# [Entries shown]
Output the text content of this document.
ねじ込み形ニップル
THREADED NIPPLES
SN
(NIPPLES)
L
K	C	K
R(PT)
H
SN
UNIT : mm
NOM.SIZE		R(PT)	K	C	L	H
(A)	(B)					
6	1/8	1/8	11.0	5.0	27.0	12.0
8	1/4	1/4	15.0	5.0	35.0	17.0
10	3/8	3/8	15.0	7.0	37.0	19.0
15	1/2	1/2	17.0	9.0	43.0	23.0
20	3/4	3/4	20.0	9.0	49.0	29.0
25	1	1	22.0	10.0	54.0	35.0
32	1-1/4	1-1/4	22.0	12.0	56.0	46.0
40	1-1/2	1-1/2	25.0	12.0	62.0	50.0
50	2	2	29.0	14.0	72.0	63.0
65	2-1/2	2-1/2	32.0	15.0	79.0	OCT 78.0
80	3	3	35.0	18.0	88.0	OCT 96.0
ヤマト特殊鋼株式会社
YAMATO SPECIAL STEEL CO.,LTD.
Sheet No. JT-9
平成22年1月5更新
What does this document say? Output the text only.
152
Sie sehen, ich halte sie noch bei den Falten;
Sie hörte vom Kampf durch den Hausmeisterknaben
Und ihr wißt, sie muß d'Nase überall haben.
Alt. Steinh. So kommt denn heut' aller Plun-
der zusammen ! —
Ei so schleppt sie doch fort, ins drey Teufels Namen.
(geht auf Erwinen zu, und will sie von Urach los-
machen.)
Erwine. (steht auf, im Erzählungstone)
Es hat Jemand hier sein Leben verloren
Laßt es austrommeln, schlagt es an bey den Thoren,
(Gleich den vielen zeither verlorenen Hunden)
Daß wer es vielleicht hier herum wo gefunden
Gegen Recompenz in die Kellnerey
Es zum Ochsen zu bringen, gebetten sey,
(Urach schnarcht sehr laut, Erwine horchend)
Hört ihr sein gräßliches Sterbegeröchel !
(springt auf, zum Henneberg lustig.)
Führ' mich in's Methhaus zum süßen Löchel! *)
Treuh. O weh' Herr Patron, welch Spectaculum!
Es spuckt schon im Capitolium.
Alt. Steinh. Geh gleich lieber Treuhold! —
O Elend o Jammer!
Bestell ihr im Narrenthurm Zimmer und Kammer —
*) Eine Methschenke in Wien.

# [Set exercise]
Using the listing above, please repeat every entry exactly.

# [Solution to the problem]
Output the text content of this document.
ねじ込み形ニップル
THREADED NIPPLES
SN
(NIPPLES)
L
K	C	K
R(PT)
H
SN
UNIT : mm
NOM.SIZE		R(PT)	K	C	L	H
(A)	(B)					
6	1/8	1/8	11.0	5.0	27.0	12.0
8	1/4	1/4	15.0	5.0	35.0	17.0
10	3/8	3/8	15.0	7.0	37.0	19.0
15	1/2	1/2	17.0	9.0	43.0	23.0
20	3/4	3/4	20.0	9.0	49.0	29.0
25	1	1	22.0	10.0	54.0	35.0
32	1-1/4	1-1/4	22.0	12.0	56.0	46.0
40	1-1/2	1-1/2	25.0	12.0	62.0	50.0
50	2	2	29.0	14.0	72.0	63.0
65	2-1/2	2-1/2	32.0	15.0	79.0	OCT 78.0
80	3	3	35.0	18.0	88.0	OCT 96.0
ヤマト特殊鋼株式会社
YAMATO SPECIAL STEEL CO.,LTD.
Sheet No. JT-9
平成22年1月5更新
What does this document say? Output the text only.
152
Sie sehen, ich halte sie noch bei den Falten;
Sie hörte vom Kampf durch den Hausmeisterknaben
Und ihr wißt, sie muß d'Nase überall haben.
Alt. Steinh. So kommt denn heut' aller Plun-
der zusammen ! —
Ei so schleppt sie doch fort, ins drey Teufels Namen.
(geht auf Erwinen zu, und will sie von Urach los-
machen.)
Erwine. (steht auf, im Erzählungstone)
Es hat Jemand hier sein Leben verloren
Laßt es austrommeln, schlagt es an bey den Thoren,
(Gleich den vielen zeither verlorenen Hunden)
Daß wer es vielleicht hier herum wo gefunden
Gegen Recompenz in die Kellnerey
Es zum Ochsen zu bringen, gebetten sey,
(Urach schnarcht sehr laut, Erwine horchend)
Hört ihr sein gräßliches Sterbegeröchel !
(springt auf, zum Henneberg lustig.)
Führ' mich in's Methhaus zum süßen Löchel! *)
Treuh. O weh' Herr Patron, welch Spectaculum!
Es spuckt schon im Capitolium.
Alt. Steinh. Geh gleich lieber Treuhold! —
O Elend o Jammer!
Bestell ihr im Narrenthurm Zimmer und Kammer —
*) Eine Methschenke in Wien.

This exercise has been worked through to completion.